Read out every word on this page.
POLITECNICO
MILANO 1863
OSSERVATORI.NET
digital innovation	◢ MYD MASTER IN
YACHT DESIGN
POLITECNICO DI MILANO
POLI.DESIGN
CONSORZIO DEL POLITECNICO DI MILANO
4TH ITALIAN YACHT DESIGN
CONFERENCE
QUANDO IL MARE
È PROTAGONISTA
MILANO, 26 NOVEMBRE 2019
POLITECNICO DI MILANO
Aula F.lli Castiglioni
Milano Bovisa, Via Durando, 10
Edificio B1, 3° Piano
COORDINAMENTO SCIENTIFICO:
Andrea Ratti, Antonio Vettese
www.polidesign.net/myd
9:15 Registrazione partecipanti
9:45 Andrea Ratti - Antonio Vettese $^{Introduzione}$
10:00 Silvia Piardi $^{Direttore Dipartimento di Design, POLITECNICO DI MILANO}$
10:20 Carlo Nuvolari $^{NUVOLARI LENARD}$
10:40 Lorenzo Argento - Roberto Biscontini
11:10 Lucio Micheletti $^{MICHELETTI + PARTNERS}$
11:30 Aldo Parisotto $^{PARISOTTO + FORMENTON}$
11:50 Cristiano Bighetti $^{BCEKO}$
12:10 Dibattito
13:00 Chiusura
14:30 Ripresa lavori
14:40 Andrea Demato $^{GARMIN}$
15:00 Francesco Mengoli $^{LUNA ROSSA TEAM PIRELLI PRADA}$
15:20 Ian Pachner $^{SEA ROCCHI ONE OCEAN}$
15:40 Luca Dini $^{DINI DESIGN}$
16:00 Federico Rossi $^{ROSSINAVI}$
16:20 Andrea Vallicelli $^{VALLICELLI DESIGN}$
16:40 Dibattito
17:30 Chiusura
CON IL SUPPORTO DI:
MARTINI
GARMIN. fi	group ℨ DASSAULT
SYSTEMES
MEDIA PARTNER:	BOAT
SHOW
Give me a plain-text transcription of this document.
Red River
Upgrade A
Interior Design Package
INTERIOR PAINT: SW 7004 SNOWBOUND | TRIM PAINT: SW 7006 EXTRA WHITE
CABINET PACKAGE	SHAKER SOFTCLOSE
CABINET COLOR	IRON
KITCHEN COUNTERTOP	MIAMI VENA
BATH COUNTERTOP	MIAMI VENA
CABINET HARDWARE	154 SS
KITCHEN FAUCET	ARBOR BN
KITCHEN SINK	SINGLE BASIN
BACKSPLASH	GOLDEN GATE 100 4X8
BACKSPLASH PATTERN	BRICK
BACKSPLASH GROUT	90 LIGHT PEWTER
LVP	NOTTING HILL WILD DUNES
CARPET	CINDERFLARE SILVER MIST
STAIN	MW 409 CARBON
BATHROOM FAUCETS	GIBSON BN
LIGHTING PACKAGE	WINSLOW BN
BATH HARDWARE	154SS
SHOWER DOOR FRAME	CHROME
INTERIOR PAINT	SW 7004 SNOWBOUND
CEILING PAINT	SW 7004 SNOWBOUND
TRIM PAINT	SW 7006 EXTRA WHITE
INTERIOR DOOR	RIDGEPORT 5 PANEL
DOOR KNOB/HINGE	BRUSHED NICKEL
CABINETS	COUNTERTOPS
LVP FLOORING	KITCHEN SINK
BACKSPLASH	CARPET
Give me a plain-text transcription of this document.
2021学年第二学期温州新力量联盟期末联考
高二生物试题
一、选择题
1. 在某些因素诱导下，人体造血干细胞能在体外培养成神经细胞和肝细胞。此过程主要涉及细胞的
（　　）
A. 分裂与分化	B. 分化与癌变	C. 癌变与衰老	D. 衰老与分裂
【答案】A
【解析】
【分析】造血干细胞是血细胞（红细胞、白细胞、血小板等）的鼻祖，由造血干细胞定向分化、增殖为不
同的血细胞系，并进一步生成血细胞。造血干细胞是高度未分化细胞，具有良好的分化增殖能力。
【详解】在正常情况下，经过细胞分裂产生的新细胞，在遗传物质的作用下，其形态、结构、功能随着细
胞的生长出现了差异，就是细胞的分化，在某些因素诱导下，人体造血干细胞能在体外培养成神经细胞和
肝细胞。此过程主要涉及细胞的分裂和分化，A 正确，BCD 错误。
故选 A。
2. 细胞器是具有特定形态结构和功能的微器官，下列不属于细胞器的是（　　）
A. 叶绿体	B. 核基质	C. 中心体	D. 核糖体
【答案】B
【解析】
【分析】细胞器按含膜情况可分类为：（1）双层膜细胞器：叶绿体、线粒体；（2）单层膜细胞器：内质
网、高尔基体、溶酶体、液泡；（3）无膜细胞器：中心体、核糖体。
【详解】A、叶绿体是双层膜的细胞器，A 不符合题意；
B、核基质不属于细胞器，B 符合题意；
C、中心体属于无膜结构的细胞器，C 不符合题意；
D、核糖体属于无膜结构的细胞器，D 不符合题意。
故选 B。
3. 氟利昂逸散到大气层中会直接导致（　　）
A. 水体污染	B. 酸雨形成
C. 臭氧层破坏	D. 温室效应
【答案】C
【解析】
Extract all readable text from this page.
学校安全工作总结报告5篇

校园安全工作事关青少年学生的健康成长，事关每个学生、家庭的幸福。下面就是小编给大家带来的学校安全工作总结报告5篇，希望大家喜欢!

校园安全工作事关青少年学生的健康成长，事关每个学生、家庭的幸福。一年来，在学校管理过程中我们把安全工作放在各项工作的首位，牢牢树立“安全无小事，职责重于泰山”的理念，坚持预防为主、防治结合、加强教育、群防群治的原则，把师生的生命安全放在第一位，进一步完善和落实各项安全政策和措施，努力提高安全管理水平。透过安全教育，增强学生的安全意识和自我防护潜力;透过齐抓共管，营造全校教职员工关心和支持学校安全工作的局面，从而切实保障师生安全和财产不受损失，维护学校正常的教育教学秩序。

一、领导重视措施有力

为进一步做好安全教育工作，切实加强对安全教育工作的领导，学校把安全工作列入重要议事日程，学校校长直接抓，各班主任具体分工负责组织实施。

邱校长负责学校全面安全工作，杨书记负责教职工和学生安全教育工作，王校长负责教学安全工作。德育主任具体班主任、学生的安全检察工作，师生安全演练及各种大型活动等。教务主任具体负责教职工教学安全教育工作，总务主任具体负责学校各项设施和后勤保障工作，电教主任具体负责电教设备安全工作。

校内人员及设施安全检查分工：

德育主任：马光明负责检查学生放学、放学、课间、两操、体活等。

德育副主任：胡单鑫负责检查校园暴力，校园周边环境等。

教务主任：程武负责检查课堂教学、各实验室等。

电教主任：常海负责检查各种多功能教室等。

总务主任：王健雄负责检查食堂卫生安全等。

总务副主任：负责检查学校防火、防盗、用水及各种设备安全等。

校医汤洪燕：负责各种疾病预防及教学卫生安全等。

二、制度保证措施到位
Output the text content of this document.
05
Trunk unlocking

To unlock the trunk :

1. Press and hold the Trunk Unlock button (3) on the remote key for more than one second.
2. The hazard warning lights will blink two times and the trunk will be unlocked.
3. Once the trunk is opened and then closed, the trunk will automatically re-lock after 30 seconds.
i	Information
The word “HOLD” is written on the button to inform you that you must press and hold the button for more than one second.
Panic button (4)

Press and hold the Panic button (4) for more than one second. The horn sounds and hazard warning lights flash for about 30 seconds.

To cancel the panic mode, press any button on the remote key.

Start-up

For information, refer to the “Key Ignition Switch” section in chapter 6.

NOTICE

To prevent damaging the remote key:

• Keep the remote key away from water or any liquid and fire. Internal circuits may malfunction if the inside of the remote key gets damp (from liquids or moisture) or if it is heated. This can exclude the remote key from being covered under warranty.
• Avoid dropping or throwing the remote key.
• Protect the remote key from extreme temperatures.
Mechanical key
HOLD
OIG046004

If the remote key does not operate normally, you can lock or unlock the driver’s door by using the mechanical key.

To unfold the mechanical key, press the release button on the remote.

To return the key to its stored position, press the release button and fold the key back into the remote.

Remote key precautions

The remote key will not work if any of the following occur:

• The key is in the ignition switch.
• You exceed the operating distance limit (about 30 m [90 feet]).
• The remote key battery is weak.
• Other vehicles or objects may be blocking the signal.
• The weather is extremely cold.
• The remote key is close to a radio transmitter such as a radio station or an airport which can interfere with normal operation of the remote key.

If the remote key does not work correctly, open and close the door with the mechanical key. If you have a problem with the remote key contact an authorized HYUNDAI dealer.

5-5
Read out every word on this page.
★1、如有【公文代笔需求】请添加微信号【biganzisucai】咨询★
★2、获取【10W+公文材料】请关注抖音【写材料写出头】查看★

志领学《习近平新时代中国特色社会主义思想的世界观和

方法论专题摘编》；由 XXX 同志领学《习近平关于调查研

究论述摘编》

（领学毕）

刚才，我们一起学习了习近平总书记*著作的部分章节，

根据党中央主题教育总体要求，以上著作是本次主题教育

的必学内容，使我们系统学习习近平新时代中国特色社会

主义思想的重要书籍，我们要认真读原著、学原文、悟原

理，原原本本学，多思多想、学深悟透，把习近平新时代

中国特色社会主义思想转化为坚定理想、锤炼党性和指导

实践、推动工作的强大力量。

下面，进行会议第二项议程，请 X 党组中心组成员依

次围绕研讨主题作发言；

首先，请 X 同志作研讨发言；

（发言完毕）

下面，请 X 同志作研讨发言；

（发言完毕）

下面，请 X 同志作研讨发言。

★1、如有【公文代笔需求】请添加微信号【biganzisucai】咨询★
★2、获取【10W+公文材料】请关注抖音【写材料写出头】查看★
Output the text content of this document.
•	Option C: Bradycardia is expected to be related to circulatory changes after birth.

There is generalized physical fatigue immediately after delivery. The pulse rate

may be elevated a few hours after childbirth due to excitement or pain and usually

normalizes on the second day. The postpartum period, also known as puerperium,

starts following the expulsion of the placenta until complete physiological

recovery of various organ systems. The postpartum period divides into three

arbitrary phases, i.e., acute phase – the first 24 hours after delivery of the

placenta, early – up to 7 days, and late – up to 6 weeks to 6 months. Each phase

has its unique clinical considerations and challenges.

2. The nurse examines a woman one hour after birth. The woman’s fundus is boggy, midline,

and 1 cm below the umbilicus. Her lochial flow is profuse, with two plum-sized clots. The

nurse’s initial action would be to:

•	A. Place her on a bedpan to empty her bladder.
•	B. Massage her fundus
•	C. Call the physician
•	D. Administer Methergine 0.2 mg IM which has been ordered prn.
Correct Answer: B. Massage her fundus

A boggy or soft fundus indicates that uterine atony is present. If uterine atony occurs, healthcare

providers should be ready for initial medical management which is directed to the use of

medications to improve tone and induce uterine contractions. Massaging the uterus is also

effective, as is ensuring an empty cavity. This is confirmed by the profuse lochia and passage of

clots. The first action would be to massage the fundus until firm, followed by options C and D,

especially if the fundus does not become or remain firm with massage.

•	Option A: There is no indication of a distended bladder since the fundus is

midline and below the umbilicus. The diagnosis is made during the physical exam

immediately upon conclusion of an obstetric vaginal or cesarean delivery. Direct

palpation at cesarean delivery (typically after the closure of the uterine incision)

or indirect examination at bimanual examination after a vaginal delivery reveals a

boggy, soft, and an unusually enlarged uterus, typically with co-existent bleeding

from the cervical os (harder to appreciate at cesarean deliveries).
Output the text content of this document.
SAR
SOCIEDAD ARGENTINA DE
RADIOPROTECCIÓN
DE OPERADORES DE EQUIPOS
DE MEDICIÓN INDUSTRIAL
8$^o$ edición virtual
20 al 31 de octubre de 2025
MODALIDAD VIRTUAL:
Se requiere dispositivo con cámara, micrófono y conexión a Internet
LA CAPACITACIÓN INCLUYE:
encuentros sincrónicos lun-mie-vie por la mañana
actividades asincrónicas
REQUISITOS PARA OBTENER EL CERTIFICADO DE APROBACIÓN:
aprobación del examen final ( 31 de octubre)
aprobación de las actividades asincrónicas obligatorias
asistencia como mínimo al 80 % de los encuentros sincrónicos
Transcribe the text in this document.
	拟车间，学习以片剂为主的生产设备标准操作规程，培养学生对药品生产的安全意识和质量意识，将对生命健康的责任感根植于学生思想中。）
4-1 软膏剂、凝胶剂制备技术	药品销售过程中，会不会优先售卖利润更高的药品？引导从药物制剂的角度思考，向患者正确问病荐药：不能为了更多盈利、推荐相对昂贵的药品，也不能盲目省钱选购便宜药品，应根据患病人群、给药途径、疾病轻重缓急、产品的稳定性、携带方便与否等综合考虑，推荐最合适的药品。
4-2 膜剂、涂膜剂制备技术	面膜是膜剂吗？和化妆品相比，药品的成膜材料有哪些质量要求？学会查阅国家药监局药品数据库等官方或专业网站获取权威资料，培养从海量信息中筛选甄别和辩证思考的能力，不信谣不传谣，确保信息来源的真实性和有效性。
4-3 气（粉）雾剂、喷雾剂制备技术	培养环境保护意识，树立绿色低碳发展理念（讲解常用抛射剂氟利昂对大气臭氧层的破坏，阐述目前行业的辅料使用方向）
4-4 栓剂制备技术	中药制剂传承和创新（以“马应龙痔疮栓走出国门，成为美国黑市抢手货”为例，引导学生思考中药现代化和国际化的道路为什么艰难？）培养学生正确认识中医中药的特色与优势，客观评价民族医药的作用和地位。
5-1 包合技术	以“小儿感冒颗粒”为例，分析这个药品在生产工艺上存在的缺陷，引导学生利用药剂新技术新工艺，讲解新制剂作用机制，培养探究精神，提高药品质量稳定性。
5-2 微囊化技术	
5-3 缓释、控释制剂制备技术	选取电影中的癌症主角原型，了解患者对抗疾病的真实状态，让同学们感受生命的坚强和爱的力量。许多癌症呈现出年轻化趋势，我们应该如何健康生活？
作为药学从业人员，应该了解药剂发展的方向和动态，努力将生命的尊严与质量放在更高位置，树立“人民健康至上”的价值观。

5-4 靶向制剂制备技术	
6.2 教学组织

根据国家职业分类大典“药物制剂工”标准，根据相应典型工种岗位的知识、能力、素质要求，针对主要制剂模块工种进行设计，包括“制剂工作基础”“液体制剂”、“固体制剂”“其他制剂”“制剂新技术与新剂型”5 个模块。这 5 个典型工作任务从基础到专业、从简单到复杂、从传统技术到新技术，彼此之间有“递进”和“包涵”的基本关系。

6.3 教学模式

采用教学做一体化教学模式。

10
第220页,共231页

######

• _To do_
Copy out exactly the lines between the line with "Transcribe the text in this document." and the last line of the entries, counting both of those lines.

• _Reply to the task_
Transcribe the text in this document.
	拟车间，学习以片剂为主的生产设备标准操作规程，培养学生对药品生产的安全意识和质量意识，将对生命健康的责任感根植于学生思想中。）
4-1 软膏剂、凝胶剂制备技术	药品销售过程中，会不会优先售卖利润更高的药品？引导从药物制剂的角度思考，向患者正确问病荐药：不能为了更多盈利、推荐相对昂贵的药品，也不能盲目省钱选购便宜药品，应根据患病人群、给药途径、疾病轻重缓急、产品的稳定性、携带方便与否等综合考虑，推荐最合适的药品。
4-2 膜剂、涂膜剂制备技术	面膜是膜剂吗？和化妆品相比，药品的成膜材料有哪些质量要求？学会查阅国家药监局药品数据库等官方或专业网站获取权威资料，培养从海量信息中筛选甄别和辩证思考的能力，不信谣不传谣，确保信息来源的真实性和有效性。
4-3 气（粉）雾剂、喷雾剂制备技术	培养环境保护意识，树立绿色低碳发展理念（讲解常用抛射剂氟利昂对大气臭氧层的破坏，阐述目前行业的辅料使用方向）
4-4 栓剂制备技术	中药制剂传承和创新（以“马应龙痔疮栓走出国门，成为美国黑市抢手货”为例，引导学生思考中药现代化和国际化的道路为什么艰难？）培养学生正确认识中医中药的特色与优势，客观评价民族医药的作用和地位。
5-1 包合技术	以“小儿感冒颗粒”为例，分析这个药品在生产工艺上存在的缺陷，引导学生利用药剂新技术新工艺，讲解新制剂作用机制，培养探究精神，提高药品质量稳定性。
5-2 微囊化技术	
5-3 缓释、控释制剂制备技术	选取电影中的癌症主角原型，了解患者对抗疾病的真实状态，让同学们感受生命的坚强和爱的力量。许多癌症呈现出年轻化趋势，我们应该如何健康生活？
作为药学从业人员，应该了解药剂发展的方向和动态，努力将生命的尊严与质量放在更高位置，树立“人民健康至上”的价值观。

5-4 靶向制剂制备技术	
6.2 教学组织

根据国家职业分类大典“药物制剂工”标准，根据相应典型工种岗位的知识、能力、素质要求，针对主要制剂模块工种进行设计，包括“制剂工作基础”“液体制剂”、“固体制剂”“其他制剂”“制剂新技术与新剂型”5 个模块。这 5 个典型工作任务从基础到专业、从简单到复杂、从传统技术到新技术，彼此之间有“递进”和“包涵”的基本关系。

6.3 教学模式

采用教学做一体化教学模式。

10
第220页,共231页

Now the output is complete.